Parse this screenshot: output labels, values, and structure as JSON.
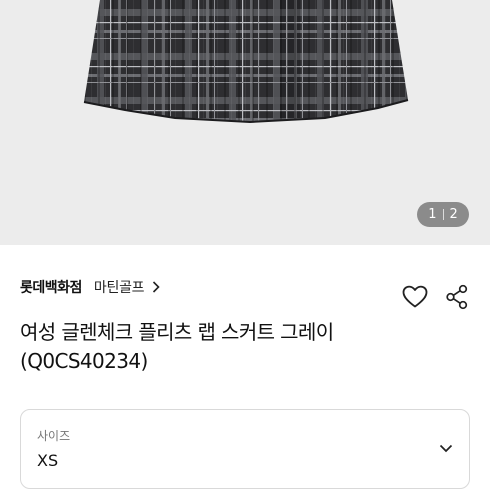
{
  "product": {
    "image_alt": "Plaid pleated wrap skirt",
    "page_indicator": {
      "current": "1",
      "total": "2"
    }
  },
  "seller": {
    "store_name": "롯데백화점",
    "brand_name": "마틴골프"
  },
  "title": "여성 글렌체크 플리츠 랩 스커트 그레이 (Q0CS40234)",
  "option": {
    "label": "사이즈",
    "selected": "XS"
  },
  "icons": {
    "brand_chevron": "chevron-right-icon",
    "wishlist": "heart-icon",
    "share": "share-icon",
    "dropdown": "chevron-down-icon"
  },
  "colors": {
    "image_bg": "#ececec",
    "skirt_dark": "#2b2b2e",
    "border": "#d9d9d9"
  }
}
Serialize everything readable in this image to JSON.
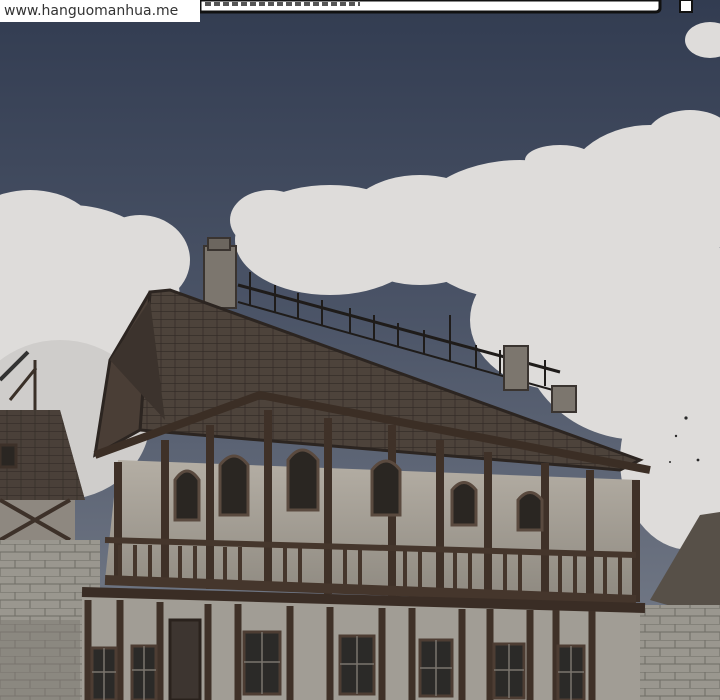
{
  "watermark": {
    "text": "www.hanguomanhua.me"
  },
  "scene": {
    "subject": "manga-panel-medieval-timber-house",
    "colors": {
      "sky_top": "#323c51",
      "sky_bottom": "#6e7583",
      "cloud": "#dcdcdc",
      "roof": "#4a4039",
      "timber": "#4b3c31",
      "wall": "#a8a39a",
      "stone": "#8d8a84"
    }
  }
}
------------------------------------------------------------------------
WHAT TO WORK ON = Copy every line above that includes the string "timber".

TASK RESULT =
    "subject": "manga-panel-medieval-timber-house",
      "timber": "#4b3c31",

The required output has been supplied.